Data records:
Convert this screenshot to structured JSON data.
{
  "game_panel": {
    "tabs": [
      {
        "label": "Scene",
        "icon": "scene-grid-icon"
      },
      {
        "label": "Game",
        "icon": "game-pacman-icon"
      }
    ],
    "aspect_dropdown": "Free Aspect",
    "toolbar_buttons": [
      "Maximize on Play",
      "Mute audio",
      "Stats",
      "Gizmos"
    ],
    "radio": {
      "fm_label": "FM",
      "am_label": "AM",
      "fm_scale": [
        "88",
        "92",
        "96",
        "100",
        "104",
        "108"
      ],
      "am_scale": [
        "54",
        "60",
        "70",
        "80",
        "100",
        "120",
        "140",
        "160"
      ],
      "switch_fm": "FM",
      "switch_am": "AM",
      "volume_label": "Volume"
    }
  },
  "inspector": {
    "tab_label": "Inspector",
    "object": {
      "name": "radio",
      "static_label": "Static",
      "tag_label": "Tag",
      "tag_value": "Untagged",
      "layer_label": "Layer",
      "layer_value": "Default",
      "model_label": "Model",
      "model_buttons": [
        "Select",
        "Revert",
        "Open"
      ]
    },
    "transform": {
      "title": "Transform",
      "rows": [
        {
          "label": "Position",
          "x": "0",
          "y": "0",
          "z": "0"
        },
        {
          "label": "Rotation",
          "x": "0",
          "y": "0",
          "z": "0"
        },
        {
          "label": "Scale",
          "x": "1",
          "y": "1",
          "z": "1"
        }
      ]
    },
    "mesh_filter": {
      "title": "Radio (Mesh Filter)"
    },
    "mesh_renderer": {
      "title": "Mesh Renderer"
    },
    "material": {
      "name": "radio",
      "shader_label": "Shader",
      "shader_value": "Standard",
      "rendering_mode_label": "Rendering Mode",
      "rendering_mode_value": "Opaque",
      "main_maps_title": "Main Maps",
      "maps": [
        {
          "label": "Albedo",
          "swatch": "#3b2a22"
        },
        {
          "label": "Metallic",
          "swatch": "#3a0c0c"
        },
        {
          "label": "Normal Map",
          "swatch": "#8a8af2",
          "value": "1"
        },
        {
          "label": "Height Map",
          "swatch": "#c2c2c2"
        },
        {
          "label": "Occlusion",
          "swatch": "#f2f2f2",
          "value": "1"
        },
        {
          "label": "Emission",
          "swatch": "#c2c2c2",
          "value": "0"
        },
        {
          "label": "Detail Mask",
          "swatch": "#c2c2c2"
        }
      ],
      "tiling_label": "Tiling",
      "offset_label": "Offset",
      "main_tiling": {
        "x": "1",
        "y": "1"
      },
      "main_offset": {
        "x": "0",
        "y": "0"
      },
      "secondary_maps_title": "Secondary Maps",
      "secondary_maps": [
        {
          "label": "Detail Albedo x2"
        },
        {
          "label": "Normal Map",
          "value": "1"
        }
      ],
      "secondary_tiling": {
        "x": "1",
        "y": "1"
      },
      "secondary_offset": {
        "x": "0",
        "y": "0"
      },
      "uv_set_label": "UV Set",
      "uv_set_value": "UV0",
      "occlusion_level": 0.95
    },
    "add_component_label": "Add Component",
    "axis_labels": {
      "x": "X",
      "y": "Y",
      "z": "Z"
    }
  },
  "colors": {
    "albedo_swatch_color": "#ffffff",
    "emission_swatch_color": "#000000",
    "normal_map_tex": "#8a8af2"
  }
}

Required task:
Go through the records above and copy every line with the word "Detail".

The completed task:
          "label": "Detail Mask",
          "label": "Detail Albedo x2"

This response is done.